**WHAT THE TASK ASKS**
Every line that includes the word "practices" is to be listed.

**RAW DATA**
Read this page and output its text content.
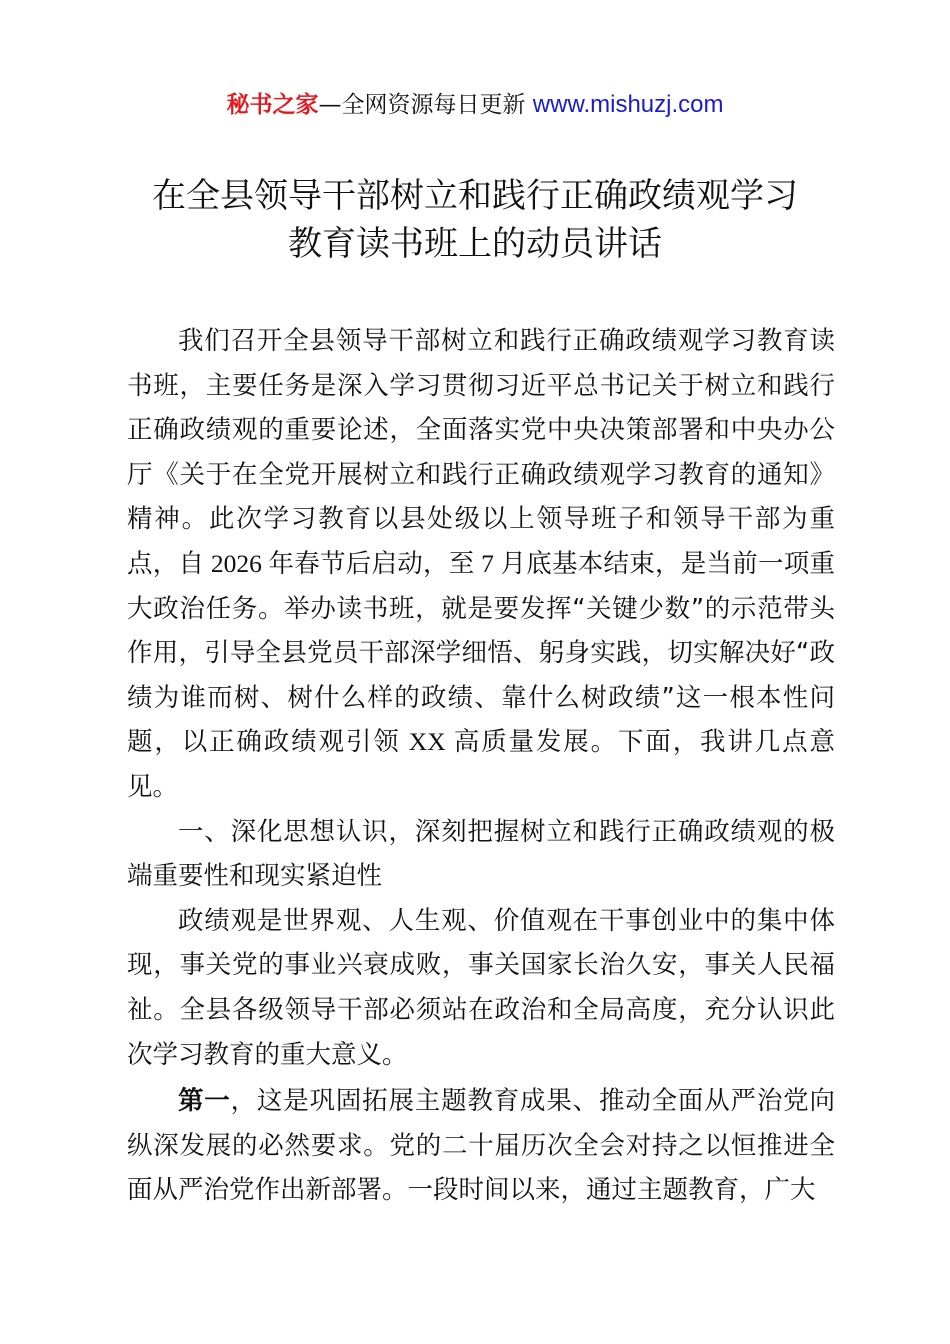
秘书之家—全网资源每日更新 www.mishuzj.com
在全县领导干部树立和践行正确政绩观学习
教育读书班上的动员讲话

我们召开全县领导干部树立和践行正确政绩观学习教育读书班，主要任务是深入学习贯彻习近平总书记关于树立和践行正确政绩观的重要论述，全面落实党中央决策部署和中央办公厅《关于在全党开展树立和践行正确政绩观学习教育的通知》精神。此次学习教育以县处级以上领导班子和领导干部为重点，自 2026 年春节后启动，至 7 月底基本结束，是当前一项重大政治任务。举办读书班，就是要发挥“关键少数”的示范带头作用，引导全县党员干部深学细悟、躬身实践，切实解决好“政绩为谁而树、树什么样的政绩、靠什么树政绩”这一根本性问题，以正确政绩观引领 XX 高质量发展。下面，我讲几点意见。

一、深化思想认识，深刻把握树立和践行正确政绩观的极端重要性和现实紧迫性

政绩观是世界观、人生观、价值观在干事创业中的集中体现，事关党的事业兴衰成败，事关国家长治久安，事关人民福祉。全县各级领导干部必须站在政治和全局高度，充分认识此次学习教育的重大意义。

第一，这是巩固拓展主题教育成果、推动全面从严治党向纵深发展的必然要求。党的二十届历次全会对持之以恒推进全面从严治党作出新部署。一段时间以来，通过主题教育，广大
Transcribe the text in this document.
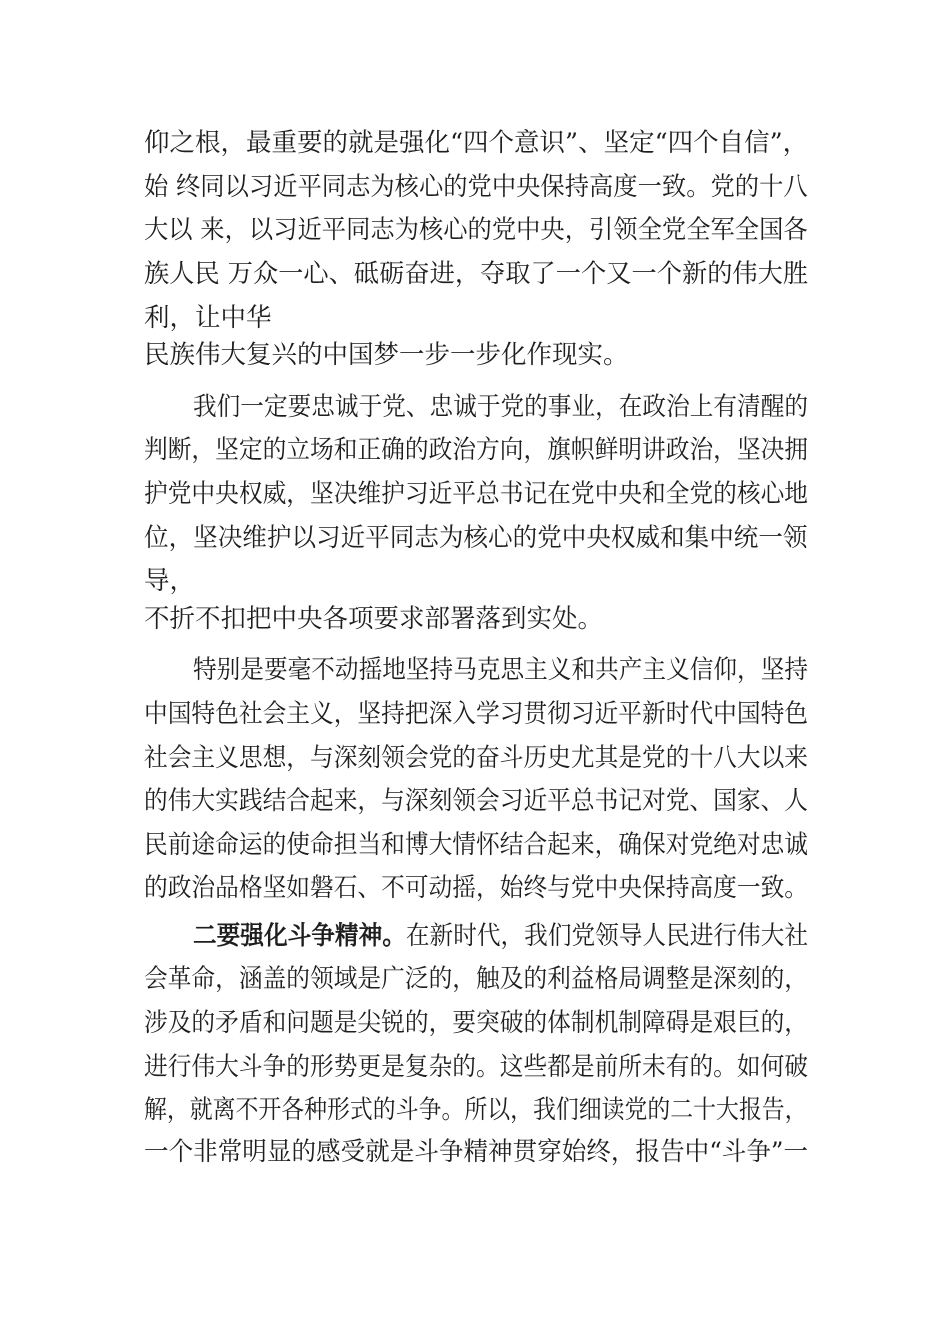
仰之根，最重要的就是强化“四个意识”、坚定“四个自信”，

始 终同以习近平同志为核心的党中央保持高度一致。党的十八

大以 来，以习近平同志为核心的党中央，引领全党全军全国各

族人民 万众一心、砥砺奋进，夺取了一个又一个新的伟大胜

利，让中华

民族伟大复兴的中国梦一步一步化作现实。

我们一定要忠诚于党、忠诚于党的事业，在政治上有清醒的

判断，坚定的立场和正确的政治方向，旗帜鲜明讲政治，坚决拥

护党中央权威，坚决维护习近平总书记在党中央和全党的核心地

位，坚决维护以习近平同志为核心的党中央权威和集中统一领

导，

不折不扣把中央各项要求部署落到实处。

特别是要毫不动摇地坚持马克思主义和共产主义信仰，坚持

中国特色社会主义，坚持把深入学习贯彻习近平新时代中国特色

社会主义思想，与深刻领会党的奋斗历史尤其是党的十八大以来

的伟大实践结合起来，与深刻领会习近平总书记对党、国家、人

民前途命运的使命担当和博大情怀结合起来，确保对党绝对忠诚

的政治品格坚如磐石、不可动摇，始终与党中央保持高度一致。

二要强化斗争精神。在新时代，我们党领导人民进行伟大社

会革命，涵盖的领域是广泛的，触及的利益格局调整是深刻的，

涉及的矛盾和问题是尖锐的，要突破的体制机制障碍是艰巨的，

进行伟大斗争的形势更是复杂的。这些都是前所未有的。如何破

解，就离不开各种形式的斗争。所以，我们细读党的二十大报告，

一个非常明显的感受就是斗争精神贯穿始终，报告中“斗争”一
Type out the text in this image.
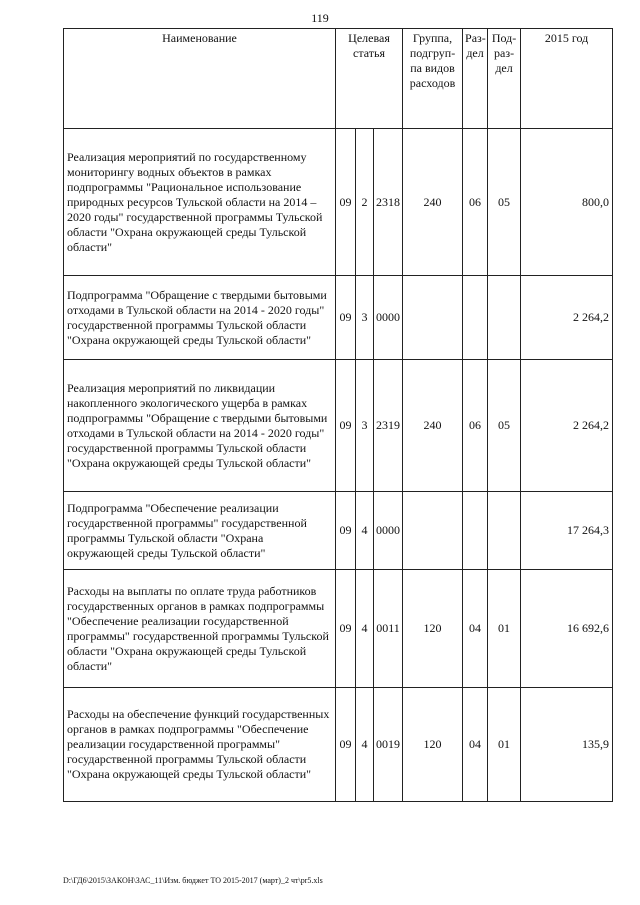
119
Наименование	Целевая статья			Группа, подгруп-па видов расходов	Раз-дел	Под-раз-дел	2015 год
Реализация мероприятий по государственному мониторингу водных объектов в рамках подпрограммы "Рациональное использование природных ресурсов Тульской области на 2014 – 2020 годы" государственной программы Тульской области "Охрана окружающей среды Тульской области"	09	2	2318	240	06	05	800,0
Подпрограмма "Обращение с твердыми бытовыми отходами в Тульской области на 2014 - 2020 годы" государственной программы Тульской области "Охрана окружающей среды Тульской области"	09	3	0000				2 264,2
Реализация мероприятий по ликвидации накопленного экологического ущерба в рамках подпрограммы "Обращение с твердыми бытовыми отходами в Тульской области на 2014 - 2020 годы" государственной программы Тульской области "Охрана окружающей среды Тульской области"	09	3	2319	240	06	05	2 264,2
Подпрограмма "Обеспечение реализации государственной программы" государственной программы Тульской области "Охрана окружающей среды Тульской области"	09	4	0000				17 264,3
Расходы на выплаты по оплате труда работников государственных органов в рамках подпрограммы "Обеспечение реализации государственной программы" государственной программы Тульской области "Охрана окружающей среды Тульской области"	09	4	0011	120	04	01	16 692,6
Расходы на обеспечение функций государственных органов в рамках подпрограммы "Обеспечение реализации государственной программы" государственной программы Тульской области "Охрана окружающей среды Тульской области"	09	4	0019	120	04	01	135,9
D:\ГД6\2015\ЗАКОН\ЗАС_11\Изм. бюджет ТО 2015-2017 (март)_2 чт\pr5.xls
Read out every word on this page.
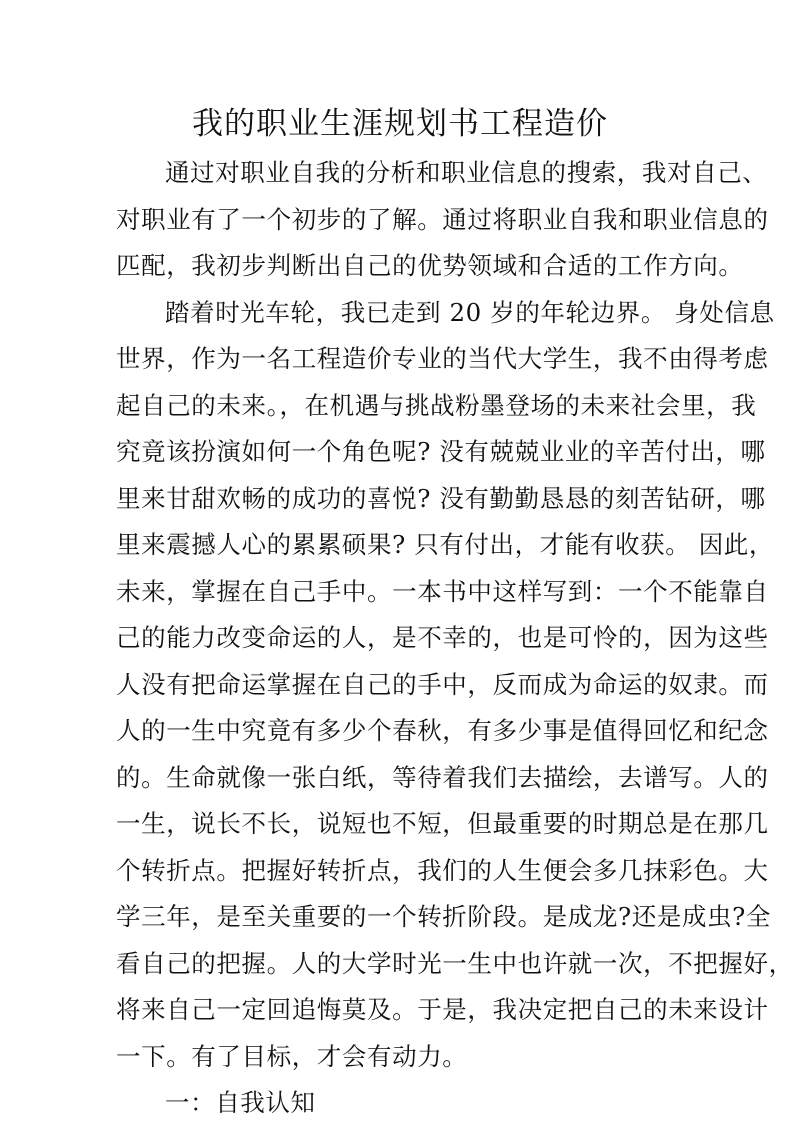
我的职业生涯规划书工程造价
通过对职业自我的分析和职业信息的搜索，我对自己、
对职业有了一个初步的了解。通过将职业自我和职业信息的
匹配，我初步判断出自己的优势领域和合适的工作方向。
踏着时光车轮，我已走到 20 岁的年轮边界。 身处信息
世界，作为一名工程造价专业的当代大学生，我不由得考虑
起自己的未来。，在机遇与挑战粉墨登场的未来社会里，我
究竟该扮演如何一个角色呢? 没有兢兢业业的辛苦付出，哪
里来甘甜欢畅的成功的喜悦? 没有勤勤恳恳的刻苦钻研，哪
里来震撼人心的累累硕果? 只有付出，才能有收获。 因此，
未来，掌握在自己手中。一本书中这样写到：一个不能靠自
己的能力改变命运的人，是不幸的，也是可怜的，因为这些
人没有把命运掌握在自己的手中，反而成为命运的奴隶。而
人的一生中究竟有多少个春秋，有多少事是值得回忆和纪念
的。生命就像一张白纸，等待着我们去描绘，去谱写。人的
一生，说长不长，说短也不短，但最重要的时期总是在那几
个转折点。把握好转折点，我们的人生便会多几抹彩色。大
学三年，是至关重要的一个转折阶段。是成龙?还是成虫?全
看自己的把握。人的大学时光一生中也许就一次，不把握好，
将来自己一定回追悔莫及。于是，我决定把自己的未来设计
一下。有了目标，才会有动力。
一：自我认知
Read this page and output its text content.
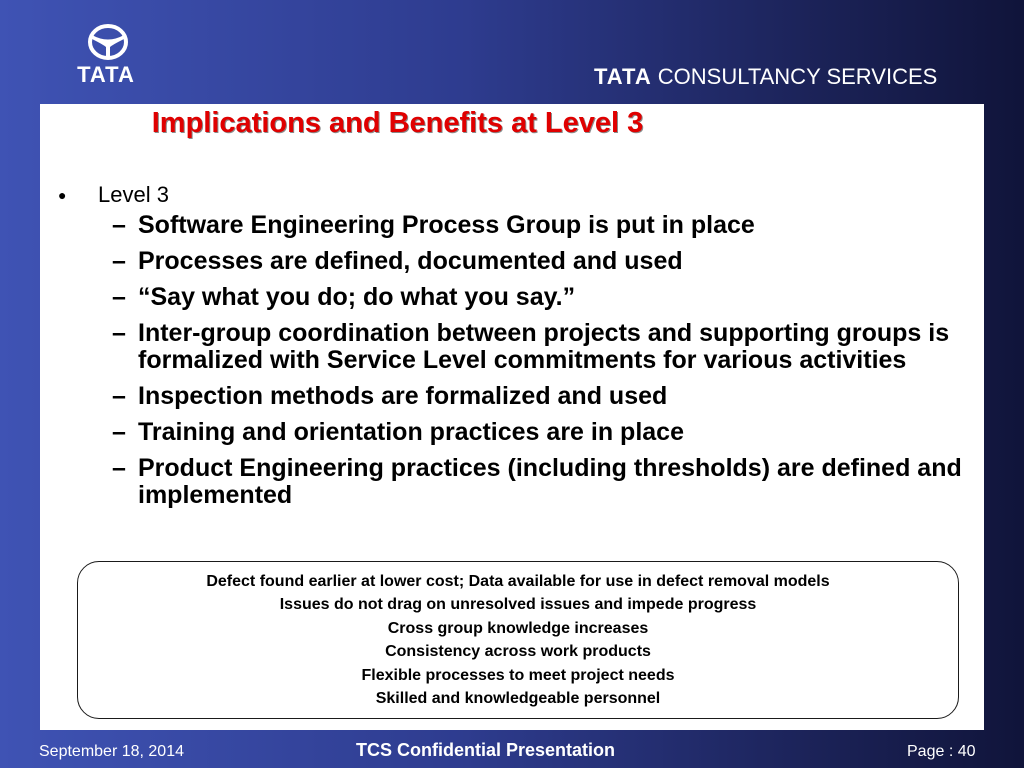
TATA	TATA CONSULTANCY SERVICES
Implications and Benefits at Level 3
● Level 3
– Software Engineering Process Group is put in place
– Processes are defined, documented and used
– “Say what you do; do what you say.”
– Inter-group coordination between projects and supporting groups is formalized with Service Level commitments for various activities
– Inspection methods are formalized and used
– Training and orientation practices are in place
– Product Engineering practices (including thresholds) are defined and implemented
Defect found earlier at lower cost; Data available for use in defect removal models
Issues do not drag on unresolved issues and impede progress
Cross group knowledge increases
Consistency across work products
Flexible processes to meet project needs
Skilled and knowledgeable personnel
September 18, 2014	TCS Confidential Presentation	Page : 40
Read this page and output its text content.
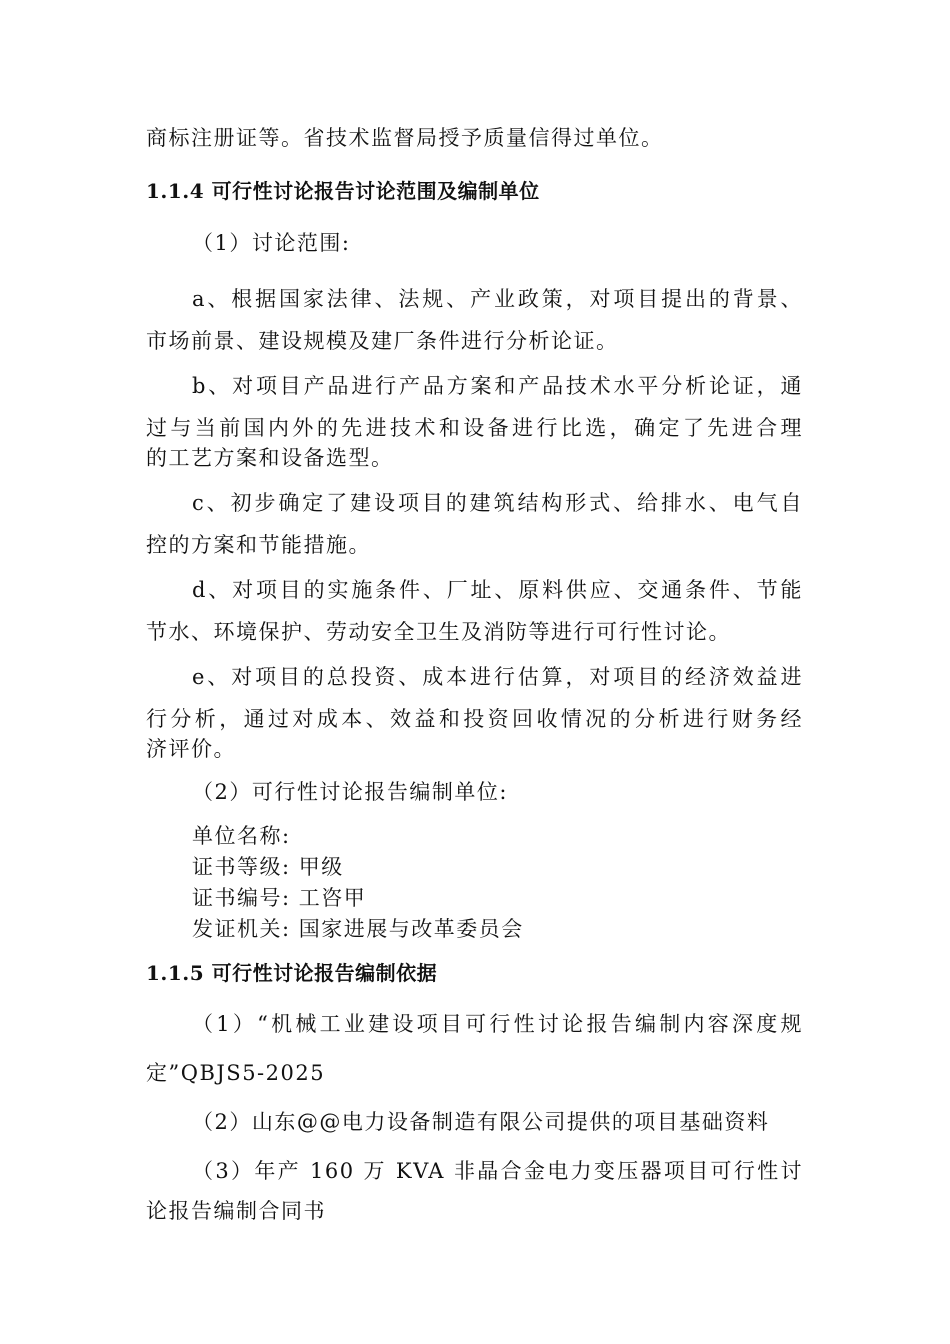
商标注册证等。省技术监督局授予质量信得过单位。

1.1.4 可行性讨论报告讨论范围及编制单位

（1）讨论范围:

a、根据国家法律、法规、产业政策，对项目提出的背景、

市场前景、建设规模及建厂条件进行分析论证。

b、对项目产品进行产品方案和产品技术水平分析论证，通

过与当前国内外的先进技术和设备进行比选，确定了先进合理

的工艺方案和设备选型。

c、初步确定了建设项目的建筑结构形式、给排水、电气自

控的方案和节能措施。

d、对项目的实施条件、厂址、原料供应、交通条件、节能

节水、环境保护、劳动安全卫生及消防等进行可行性讨论。

e、对项目的总投资、成本进行估算，对项目的经济效益进

行分析，通过对成本、效益和投资回收情况的分析进行财务经

济评价。

（2）可行性讨论报告编制单位:

单位名称:

证书等级: 甲级

证书编号: 工咨甲

发证机关: 国家进展与改革委员会

1.1.5 可行性讨论报告编制依据

（1）“机械工业建设项目可行性讨论报告编制内容深度规

定”QBJS5-2025

（2）山东@@电力设备制造有限公司提供的项目基础资料

（3）年产 160 万 KVA 非晶合金电力变压器项目可行性讨

论报告编制合同书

**TASK RESPONSE**
– Training and orientation practices are in place
– Product Engineering practices (including thresholds) are defined and implemented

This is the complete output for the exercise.